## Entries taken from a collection
====================

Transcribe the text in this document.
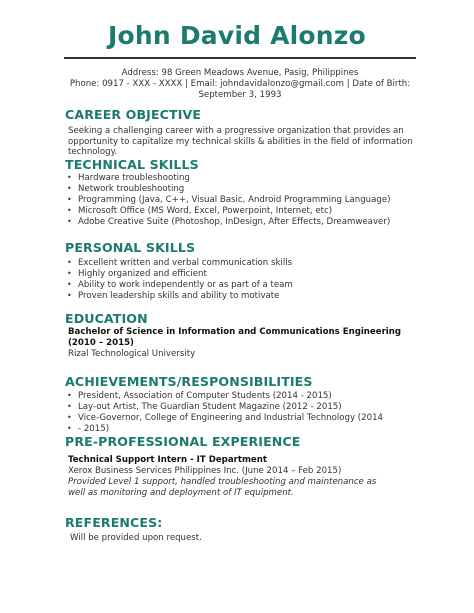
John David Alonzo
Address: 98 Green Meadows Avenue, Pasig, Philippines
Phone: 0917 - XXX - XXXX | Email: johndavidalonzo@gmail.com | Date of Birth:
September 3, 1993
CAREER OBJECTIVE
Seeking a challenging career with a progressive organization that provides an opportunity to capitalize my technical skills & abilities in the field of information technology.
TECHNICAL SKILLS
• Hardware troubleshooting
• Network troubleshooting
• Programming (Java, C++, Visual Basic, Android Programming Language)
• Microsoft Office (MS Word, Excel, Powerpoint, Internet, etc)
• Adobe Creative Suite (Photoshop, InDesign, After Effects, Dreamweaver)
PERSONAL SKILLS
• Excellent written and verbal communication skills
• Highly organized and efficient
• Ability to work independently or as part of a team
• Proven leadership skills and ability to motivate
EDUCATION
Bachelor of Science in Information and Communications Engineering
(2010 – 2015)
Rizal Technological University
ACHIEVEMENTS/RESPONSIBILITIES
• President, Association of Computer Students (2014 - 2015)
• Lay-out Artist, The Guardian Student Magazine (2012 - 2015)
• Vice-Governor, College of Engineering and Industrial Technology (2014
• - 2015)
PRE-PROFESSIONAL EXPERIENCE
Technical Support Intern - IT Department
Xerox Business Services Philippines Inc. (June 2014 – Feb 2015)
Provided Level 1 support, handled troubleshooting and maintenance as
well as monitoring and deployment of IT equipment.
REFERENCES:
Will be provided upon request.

====================

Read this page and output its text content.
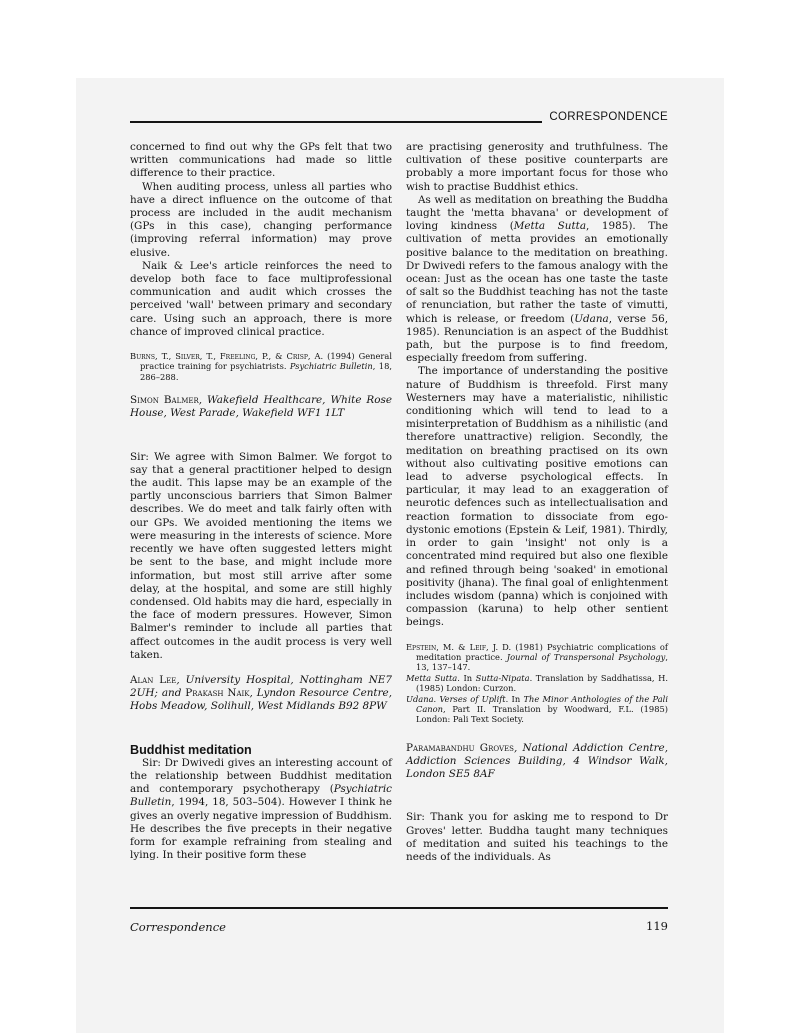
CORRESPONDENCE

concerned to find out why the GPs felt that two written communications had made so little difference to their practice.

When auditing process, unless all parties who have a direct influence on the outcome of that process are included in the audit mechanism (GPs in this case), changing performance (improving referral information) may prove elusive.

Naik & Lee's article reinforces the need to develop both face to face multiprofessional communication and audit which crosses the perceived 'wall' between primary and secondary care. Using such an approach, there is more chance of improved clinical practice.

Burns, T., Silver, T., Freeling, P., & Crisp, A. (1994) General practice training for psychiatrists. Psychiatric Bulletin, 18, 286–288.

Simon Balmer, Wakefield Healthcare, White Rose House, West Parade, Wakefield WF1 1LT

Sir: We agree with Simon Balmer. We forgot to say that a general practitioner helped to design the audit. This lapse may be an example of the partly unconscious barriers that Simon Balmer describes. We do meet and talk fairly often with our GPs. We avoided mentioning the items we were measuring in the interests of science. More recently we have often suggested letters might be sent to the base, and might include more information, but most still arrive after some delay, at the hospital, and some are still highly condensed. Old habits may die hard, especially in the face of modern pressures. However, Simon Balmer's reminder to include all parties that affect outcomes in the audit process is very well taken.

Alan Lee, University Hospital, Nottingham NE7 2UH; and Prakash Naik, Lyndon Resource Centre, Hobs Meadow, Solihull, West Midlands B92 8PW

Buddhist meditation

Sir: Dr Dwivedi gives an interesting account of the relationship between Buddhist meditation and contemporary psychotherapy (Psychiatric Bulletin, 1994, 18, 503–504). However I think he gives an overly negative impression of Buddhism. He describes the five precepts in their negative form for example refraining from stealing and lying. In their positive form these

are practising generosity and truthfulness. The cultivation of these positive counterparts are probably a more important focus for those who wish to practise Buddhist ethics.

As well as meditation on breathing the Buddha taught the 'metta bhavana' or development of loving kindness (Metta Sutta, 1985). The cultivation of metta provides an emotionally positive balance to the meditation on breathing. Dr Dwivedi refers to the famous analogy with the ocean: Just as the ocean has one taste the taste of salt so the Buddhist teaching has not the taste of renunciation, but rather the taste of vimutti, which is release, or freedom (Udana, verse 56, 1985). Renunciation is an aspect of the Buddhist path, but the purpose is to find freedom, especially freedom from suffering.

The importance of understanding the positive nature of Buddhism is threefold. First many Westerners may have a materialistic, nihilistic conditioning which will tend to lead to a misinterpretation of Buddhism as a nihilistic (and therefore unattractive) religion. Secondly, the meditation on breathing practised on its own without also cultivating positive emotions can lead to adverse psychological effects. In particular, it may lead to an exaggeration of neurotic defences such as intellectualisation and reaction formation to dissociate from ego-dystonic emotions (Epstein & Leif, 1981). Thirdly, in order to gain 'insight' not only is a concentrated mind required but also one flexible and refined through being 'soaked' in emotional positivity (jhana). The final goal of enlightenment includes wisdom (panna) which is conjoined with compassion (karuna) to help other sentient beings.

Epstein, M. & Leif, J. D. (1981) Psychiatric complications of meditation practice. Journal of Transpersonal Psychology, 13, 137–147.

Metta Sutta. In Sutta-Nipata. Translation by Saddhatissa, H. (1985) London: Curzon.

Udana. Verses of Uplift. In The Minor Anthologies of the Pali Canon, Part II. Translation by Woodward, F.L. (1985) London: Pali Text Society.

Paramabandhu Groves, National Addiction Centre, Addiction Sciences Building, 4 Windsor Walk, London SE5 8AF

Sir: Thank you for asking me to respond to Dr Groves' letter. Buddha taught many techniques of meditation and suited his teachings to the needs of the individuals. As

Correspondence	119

====================

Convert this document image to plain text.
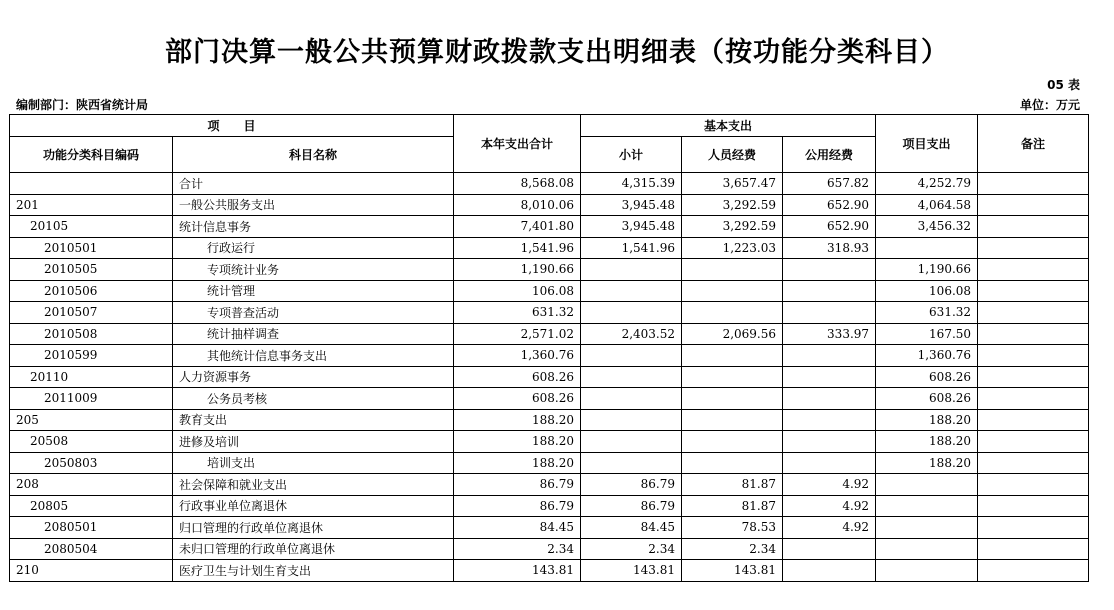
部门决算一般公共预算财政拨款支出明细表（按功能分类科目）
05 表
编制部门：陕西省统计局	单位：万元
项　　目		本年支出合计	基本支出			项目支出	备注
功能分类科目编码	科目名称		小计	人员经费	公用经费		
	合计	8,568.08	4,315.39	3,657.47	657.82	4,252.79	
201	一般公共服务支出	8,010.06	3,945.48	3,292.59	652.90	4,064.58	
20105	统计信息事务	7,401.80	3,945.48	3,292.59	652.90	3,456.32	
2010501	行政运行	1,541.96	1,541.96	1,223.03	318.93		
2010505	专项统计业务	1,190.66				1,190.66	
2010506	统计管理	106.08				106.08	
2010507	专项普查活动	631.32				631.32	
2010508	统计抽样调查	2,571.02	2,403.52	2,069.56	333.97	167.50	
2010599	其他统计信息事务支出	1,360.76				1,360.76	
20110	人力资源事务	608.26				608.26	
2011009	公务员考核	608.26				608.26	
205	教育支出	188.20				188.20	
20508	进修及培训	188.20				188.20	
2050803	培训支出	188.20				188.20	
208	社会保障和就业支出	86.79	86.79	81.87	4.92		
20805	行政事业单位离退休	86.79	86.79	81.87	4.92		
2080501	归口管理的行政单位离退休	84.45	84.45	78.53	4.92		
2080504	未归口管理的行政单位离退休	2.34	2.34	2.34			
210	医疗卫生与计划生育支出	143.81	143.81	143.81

====================

## AIM OF THE EXERCISE
Look through the data above. Find each line with the string "Engineering" and copy it.

## RESULT
Bachelor of Science in Information and Communications Engineering
• Vice-Governor, College of Engineering and Industrial Technology (2014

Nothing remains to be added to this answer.